Directive =>
Take the data below and repeat it exactly.

Stored data
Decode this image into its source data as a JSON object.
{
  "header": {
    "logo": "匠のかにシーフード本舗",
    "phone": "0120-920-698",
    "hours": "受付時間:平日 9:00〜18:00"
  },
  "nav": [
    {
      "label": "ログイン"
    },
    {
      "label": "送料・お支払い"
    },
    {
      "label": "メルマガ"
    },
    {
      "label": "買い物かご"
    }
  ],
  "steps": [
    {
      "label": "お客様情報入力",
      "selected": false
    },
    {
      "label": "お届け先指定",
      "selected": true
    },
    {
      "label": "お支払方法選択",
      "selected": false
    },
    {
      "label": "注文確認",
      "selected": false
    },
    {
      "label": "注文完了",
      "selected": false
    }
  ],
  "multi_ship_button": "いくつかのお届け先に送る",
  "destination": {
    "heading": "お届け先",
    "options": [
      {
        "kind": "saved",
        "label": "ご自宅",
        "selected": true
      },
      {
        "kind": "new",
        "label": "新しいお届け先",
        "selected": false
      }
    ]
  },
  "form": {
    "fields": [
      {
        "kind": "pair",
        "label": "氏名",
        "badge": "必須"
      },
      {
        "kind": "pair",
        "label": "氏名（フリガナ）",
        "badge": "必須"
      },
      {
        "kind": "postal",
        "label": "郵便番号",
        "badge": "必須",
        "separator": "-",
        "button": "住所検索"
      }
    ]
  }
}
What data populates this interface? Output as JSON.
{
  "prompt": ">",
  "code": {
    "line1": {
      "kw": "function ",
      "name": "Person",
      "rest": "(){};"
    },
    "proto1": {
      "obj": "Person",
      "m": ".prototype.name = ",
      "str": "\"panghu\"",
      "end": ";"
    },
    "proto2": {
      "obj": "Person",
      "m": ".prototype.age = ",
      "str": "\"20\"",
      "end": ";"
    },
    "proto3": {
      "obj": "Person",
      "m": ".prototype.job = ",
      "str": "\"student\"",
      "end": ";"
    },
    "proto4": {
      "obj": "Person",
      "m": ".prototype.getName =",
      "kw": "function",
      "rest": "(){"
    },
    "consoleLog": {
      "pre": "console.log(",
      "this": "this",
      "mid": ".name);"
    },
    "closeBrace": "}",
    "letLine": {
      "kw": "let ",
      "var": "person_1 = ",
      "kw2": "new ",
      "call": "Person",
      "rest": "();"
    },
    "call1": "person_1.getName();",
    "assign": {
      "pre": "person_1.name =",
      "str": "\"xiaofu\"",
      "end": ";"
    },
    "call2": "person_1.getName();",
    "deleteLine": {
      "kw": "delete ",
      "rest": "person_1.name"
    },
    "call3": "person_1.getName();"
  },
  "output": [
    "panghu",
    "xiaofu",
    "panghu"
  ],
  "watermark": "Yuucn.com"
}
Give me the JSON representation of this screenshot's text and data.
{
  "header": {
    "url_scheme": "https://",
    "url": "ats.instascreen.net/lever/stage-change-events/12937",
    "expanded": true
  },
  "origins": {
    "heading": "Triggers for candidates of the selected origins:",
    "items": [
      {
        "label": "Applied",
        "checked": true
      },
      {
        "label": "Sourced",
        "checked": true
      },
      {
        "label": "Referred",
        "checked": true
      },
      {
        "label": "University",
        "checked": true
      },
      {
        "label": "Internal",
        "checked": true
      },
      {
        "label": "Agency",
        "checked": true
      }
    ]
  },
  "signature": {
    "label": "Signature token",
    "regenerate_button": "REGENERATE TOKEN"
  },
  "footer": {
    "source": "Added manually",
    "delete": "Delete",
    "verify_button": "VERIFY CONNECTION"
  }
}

The output =>
Decode this image into its source data as a JSON object.
{
  "header": {
    "logo": "匠のかにシーフード本舗",
    "phone": "0120-920-698",
    "hours": "受付時間:平日 9:00〜18:00"
  },
  "nav": [
    {
      "label": "ログイン"
    },
    {
      "label": "送料・お支払い"
    },
    {
      "label": "メルマガ"
    },
    {
      "label": "買い物かご"
    }
  ],
  "steps": [
    {
      "label": "お客様情報入力",
      "selected": false
    },
    {
      "label": "お届け先指定",
      "selected": true
    },
    {
      "label": "お支払方法選択",
      "selected": false
    },
    {
      "label": "注文確認",
      "selected": false
    },
    {
      "label": "注文完了",
      "selected": false
    }
  ],
  "multi_ship_button": "いくつかのお届け先に送る",
  "destination": {
    "heading": "お届け先",
    "options": [
      {
        "kind": "saved",
        "label": "ご自宅",
        "selected": true
      },
      {
        "kind": "new",
        "label": "新しいお届け先",
        "selected": false
      }
    ]
  },
  "form": {
    "fields": [
      {
        "kind": "pair",
        "label": "氏名",
        "badge": "必須"
      },
      {
        "kind": "pair",
        "label": "氏名（フリガナ）",
        "badge": "必須"
      },
      {
        "kind": "postal",
        "label": "郵便番号",
        "badge": "必須",
        "separator": "-",
        "button": "住所検索"
      }
    ]
  }
}
What data populates this interface? Output as JSON.
{
  "prompt": ">",
  "code": {
    "line1": {
      "kw": "function ",
      "name": "Person",
      "rest": "(){};"
    },
    "proto1": {
      "obj": "Person",
      "m": ".prototype.name = ",
      "str": "\"panghu\"",
      "end": ";"
    },
    "proto2": {
      "obj": "Person",
      "m": ".prototype.age = ",
      "str": "\"20\"",
      "end": ";"
    },
    "proto3": {
      "obj": "Person",
      "m": ".prototype.job = ",
      "str": "\"student\"",
      "end": ";"
    },
    "proto4": {
      "obj": "Person",
      "m": ".prototype.getName =",
      "kw": "function",
      "rest": "(){"
    },
    "consoleLog": {
      "pre": "console.log(",
      "this": "this",
      "mid": ".name);"
    },
    "closeBrace": "}",
    "letLine": {
      "kw": "let ",
      "var": "person_1 = ",
      "kw2": "new ",
      "call": "Person",
      "rest": "();"
    },
    "call1": "person_1.getName();",
    "assign": {
      "pre": "person_1.name =",
      "str": "\"xiaofu\"",
      "end": ";"
    },
    "call2": "person_1.getName();",
    "deleteLine": {
      "kw": "delete ",
      "rest": "person_1.name"
    },
    "call3": "person_1.getName();"
  },
  "output": [
    "panghu",
    "xiaofu",
    "panghu"
  ],
  "watermark": "Yuucn.com"
}
Give me the JSON representation of this screenshot's text and data.
{
  "header": {
    "url_scheme": "https://",
    "url": "ats.instascreen.net/lever/stage-change-events/12937",
    "expanded": true
  },
  "origins": {
    "heading": "Triggers for candidates of the selected origins:",
    "items": [
      {
        "label": "Applied",
        "checked": true
      },
      {
        "label": "Sourced",
        "checked": true
      },
      {
        "label": "Referred",
        "checked": true
      },
      {
        "label": "University",
        "checked": true
      },
      {
        "label": "Internal",
        "checked": true
      },
      {
        "label": "Agency",
        "checked": true
      }
    ]
  },
  "signature": {
    "label": "Signature token",
    "regenerate_button": "REGENERATE TOKEN"
  },
  "footer": {
    "source": "Added manually",
    "delete": "Delete",
    "verify_button": "VERIFY CONNECTION"
  }
}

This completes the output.